(Stored dataset items)
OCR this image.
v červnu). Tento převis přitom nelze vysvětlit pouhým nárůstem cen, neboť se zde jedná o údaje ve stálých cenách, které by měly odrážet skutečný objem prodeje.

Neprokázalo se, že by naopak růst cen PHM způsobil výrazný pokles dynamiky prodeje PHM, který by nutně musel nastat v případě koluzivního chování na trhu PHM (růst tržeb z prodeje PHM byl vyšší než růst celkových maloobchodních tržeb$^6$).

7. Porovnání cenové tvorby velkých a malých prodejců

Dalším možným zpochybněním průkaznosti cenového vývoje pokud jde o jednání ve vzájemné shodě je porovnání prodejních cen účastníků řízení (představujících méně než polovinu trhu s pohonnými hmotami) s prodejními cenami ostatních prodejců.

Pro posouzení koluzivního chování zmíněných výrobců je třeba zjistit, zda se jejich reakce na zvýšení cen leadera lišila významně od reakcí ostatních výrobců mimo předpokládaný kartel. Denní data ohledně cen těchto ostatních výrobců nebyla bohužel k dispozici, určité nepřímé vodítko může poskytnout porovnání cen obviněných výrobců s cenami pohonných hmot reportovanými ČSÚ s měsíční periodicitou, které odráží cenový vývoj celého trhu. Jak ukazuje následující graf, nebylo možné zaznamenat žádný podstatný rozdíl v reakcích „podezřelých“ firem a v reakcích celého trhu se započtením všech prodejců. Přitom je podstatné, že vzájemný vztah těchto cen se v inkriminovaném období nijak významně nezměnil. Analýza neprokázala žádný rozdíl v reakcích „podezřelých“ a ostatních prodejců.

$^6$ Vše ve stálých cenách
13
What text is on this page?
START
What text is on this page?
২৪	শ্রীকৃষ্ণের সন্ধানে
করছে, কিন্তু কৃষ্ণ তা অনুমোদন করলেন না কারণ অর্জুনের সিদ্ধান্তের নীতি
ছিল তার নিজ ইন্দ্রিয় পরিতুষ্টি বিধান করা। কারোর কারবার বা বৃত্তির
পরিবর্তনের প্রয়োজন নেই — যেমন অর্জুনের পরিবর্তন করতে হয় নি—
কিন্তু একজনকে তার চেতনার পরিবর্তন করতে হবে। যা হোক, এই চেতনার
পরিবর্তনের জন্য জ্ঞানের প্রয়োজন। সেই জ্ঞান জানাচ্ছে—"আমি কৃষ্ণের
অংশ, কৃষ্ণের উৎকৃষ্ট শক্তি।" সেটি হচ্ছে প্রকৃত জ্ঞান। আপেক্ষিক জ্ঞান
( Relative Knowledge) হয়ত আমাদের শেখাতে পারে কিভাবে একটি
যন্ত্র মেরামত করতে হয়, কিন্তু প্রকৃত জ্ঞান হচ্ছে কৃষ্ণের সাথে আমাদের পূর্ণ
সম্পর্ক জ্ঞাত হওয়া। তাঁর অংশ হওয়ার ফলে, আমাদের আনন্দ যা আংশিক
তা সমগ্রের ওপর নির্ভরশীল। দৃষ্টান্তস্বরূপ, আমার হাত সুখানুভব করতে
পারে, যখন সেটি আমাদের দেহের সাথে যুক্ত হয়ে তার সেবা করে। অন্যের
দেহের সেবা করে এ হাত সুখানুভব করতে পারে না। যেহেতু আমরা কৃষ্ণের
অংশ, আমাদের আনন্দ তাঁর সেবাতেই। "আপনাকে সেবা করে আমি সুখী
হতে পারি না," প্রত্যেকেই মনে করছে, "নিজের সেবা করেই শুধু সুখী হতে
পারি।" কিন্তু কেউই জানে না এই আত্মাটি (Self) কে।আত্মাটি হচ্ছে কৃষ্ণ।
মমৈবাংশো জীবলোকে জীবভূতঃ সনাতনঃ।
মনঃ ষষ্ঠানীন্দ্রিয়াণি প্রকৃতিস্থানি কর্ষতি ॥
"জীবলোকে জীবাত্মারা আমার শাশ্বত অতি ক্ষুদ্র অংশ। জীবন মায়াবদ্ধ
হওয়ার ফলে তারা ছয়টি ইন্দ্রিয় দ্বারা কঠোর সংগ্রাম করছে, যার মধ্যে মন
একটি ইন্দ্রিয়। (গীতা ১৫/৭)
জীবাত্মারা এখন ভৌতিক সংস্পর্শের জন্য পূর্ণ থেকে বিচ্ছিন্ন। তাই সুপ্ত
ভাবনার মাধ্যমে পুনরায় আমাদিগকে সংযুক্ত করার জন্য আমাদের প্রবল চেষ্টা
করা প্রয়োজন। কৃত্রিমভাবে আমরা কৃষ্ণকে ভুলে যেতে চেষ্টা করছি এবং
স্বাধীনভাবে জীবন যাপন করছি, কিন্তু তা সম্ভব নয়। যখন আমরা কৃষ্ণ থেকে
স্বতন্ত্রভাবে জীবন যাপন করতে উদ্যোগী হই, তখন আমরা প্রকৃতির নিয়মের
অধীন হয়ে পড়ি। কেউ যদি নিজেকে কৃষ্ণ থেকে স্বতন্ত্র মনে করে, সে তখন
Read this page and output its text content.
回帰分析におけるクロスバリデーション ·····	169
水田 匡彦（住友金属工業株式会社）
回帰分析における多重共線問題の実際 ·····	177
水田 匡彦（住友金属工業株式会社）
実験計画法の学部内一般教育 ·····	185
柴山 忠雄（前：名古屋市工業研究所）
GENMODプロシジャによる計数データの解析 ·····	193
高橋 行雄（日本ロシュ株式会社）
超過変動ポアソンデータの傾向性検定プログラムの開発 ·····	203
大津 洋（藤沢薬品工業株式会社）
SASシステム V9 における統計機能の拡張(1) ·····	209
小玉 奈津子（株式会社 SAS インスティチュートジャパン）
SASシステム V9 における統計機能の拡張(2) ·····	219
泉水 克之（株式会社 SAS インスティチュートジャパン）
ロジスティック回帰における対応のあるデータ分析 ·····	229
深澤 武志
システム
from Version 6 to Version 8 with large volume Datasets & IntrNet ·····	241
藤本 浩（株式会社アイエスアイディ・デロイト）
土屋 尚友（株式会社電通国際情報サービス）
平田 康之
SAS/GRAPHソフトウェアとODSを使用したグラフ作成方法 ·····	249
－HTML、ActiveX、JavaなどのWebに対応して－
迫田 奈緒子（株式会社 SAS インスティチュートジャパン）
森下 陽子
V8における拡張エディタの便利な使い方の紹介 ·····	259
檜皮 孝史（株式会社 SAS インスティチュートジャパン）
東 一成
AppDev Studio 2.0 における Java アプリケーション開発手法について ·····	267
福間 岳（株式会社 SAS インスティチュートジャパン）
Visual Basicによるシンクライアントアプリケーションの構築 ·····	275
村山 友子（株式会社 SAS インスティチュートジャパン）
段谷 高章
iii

Goal of the exercise »
Write out the full set of records exactly as given.

The reply »
OCR this image.
v červnu). Tento převis přitom nelze vysvětlit pouhým nárůstem cen, neboť se zde jedná o údaje ve stálých cenách, které by měly odrážet skutečný objem prodeje.

Neprokázalo se, že by naopak růst cen PHM způsobil výrazný pokles dynamiky prodeje PHM, který by nutně musel nastat v případě koluzivního chování na trhu PHM (růst tržeb z prodeje PHM byl vyšší než růst celkových maloobchodních tržeb$^6$).

7. Porovnání cenové tvorby velkých a malých prodejců

Dalším možným zpochybněním průkaznosti cenového vývoje pokud jde o jednání ve vzájemné shodě je porovnání prodejních cen účastníků řízení (představujících méně než polovinu trhu s pohonnými hmotami) s prodejními cenami ostatních prodejců.

Pro posouzení koluzivního chování zmíněných výrobců je třeba zjistit, zda se jejich reakce na zvýšení cen leadera lišila významně od reakcí ostatních výrobců mimo předpokládaný kartel. Denní data ohledně cen těchto ostatních výrobců nebyla bohužel k dispozici, určité nepřímé vodítko může poskytnout porovnání cen obviněných výrobců s cenami pohonných hmot reportovanými ČSÚ s měsíční periodicitou, které odráží cenový vývoj celého trhu. Jak ukazuje následující graf, nebylo možné zaznamenat žádný podstatný rozdíl v reakcích „podezřelých“ firem a v reakcích celého trhu se započtením všech prodejců. Přitom je podstatné, že vzájemný vztah těchto cen se v inkriminovaném období nijak významně nezměnil. Analýza neprokázala žádný rozdíl v reakcích „podezřelých“ a ostatních prodejců.

$^6$ Vše ve stálých cenách
13
What text is on this page?
START
What text is on this page?
২৪	শ্রীকৃষ্ণের সন্ধানে
করছে, কিন্তু কৃষ্ণ তা অনুমোদন করলেন না কারণ অর্জুনের সিদ্ধান্তের নীতি
ছিল তার নিজ ইন্দ্রিয় পরিতুষ্টি বিধান করা। কারোর কারবার বা বৃত্তির
পরিবর্তনের প্রয়োজন নেই — যেমন অর্জুনের পরিবর্তন করতে হয় নি—
কিন্তু একজনকে তার চেতনার পরিবর্তন করতে হবে। যা হোক, এই চেতনার
পরিবর্তনের জন্য জ্ঞানের প্রয়োজন। সেই জ্ঞান জানাচ্ছে—"আমি কৃষ্ণের
অংশ, কৃষ্ণের উৎকৃষ্ট শক্তি।" সেটি হচ্ছে প্রকৃত জ্ঞান। আপেক্ষিক জ্ঞান
( Relative Knowledge) হয়ত আমাদের শেখাতে পারে কিভাবে একটি
যন্ত্র মেরামত করতে হয়, কিন্তু প্রকৃত জ্ঞান হচ্ছে কৃষ্ণের সাথে আমাদের পূর্ণ
সম্পর্ক জ্ঞাত হওয়া। তাঁর অংশ হওয়ার ফলে, আমাদের আনন্দ যা আংশিক
তা সমগ্রের ওপর নির্ভরশীল। দৃষ্টান্তস্বরূপ, আমার হাত সুখানুভব করতে
পারে, যখন সেটি আমাদের দেহের সাথে যুক্ত হয়ে তার সেবা করে। অন্যের
দেহের সেবা করে এ হাত সুখানুভব করতে পারে না। যেহেতু আমরা কৃষ্ণের
অংশ, আমাদের আনন্দ তাঁর সেবাতেই। "আপনাকে সেবা করে আমি সুখী
হতে পারি না," প্রত্যেকেই মনে করছে, "নিজের সেবা করেই শুধু সুখী হতে
পারি।" কিন্তু কেউই জানে না এই আত্মাটি (Self) কে।আত্মাটি হচ্ছে কৃষ্ণ।
মমৈবাংশো জীবলোকে জীবভূতঃ সনাতনঃ।
মনঃ ষষ্ঠানীন্দ্রিয়াণি প্রকৃতিস্থানি কর্ষতি ॥
"জীবলোকে জীবাত্মারা আমার শাশ্বত অতি ক্ষুদ্র অংশ। জীবন মায়াবদ্ধ
হওয়ার ফলে তারা ছয়টি ইন্দ্রিয় দ্বারা কঠোর সংগ্রাম করছে, যার মধ্যে মন
একটি ইন্দ্রিয়। (গীতা ১৫/৭)
জীবাত্মারা এখন ভৌতিক সংস্পর্শের জন্য পূর্ণ থেকে বিচ্ছিন্ন। তাই সুপ্ত
ভাবনার মাধ্যমে পুনরায় আমাদিগকে সংযুক্ত করার জন্য আমাদের প্রবল চেষ্টা
করা প্রয়োজন। কৃত্রিমভাবে আমরা কৃষ্ণকে ভুলে যেতে চেষ্টা করছি এবং
স্বাধীনভাবে জীবন যাপন করছি, কিন্তু তা সম্ভব নয়। যখন আমরা কৃষ্ণ থেকে
স্বতন্ত্রভাবে জীবন যাপন করতে উদ্যোগী হই, তখন আমরা প্রকৃতির নিয়মের
অধীন হয়ে পড়ি। কেউ যদি নিজেকে কৃষ্ণ থেকে স্বতন্ত্র মনে করে, সে তখন
Read this page and output its text content.
回帰分析におけるクロスバリデーション ·····	169
水田 匡彦（住友金属工業株式会社）
回帰分析における多重共線問題の実際 ·····	177
水田 匡彦（住友金属工業株式会社）
実験計画法の学部内一般教育 ·····	185
柴山 忠雄（前：名古屋市工業研究所）
GENMODプロシジャによる計数データの解析 ·····	193
高橋 行雄（日本ロシュ株式会社）
超過変動ポアソンデータの傾向性検定プログラムの開発 ·····	203
大津 洋（藤沢薬品工業株式会社）
SASシステム V9 における統計機能の拡張(1) ·····	209
小玉 奈津子（株式会社 SAS インスティチュートジャパン）
SASシステム V9 における統計機能の拡張(2) ·····	219
泉水 克之（株式会社 SAS インスティチュートジャパン）
ロジスティック回帰における対応のあるデータ分析 ·····	229
深澤 武志
システム
from Version 6 to Version 8 with large volume Datasets & IntrNet ·····	241
藤本 浩（株式会社アイエスアイディ・デロイト）
土屋 尚友（株式会社電通国際情報サービス）
平田 康之
SAS/GRAPHソフトウェアとODSを使用したグラフ作成方法 ·····	249
－HTML、ActiveX、JavaなどのWebに対応して－
迫田 奈緒子（株式会社 SAS インスティチュートジャパン）
森下 陽子
V8における拡張エディタの便利な使い方の紹介 ·····	259
檜皮 孝史（株式会社 SAS インスティチュートジャパン）
東 一成
AppDev Studio 2.0 における Java アプリケーション開発手法について ·····	267
福間 岳（株式会社 SAS インスティチュートジャパン）
Visual Basicによるシンクライアントアプリケーションの構築 ·····	275
村山 友子（株式会社 SAS インスティチュートジャパン）
段谷 高章
iii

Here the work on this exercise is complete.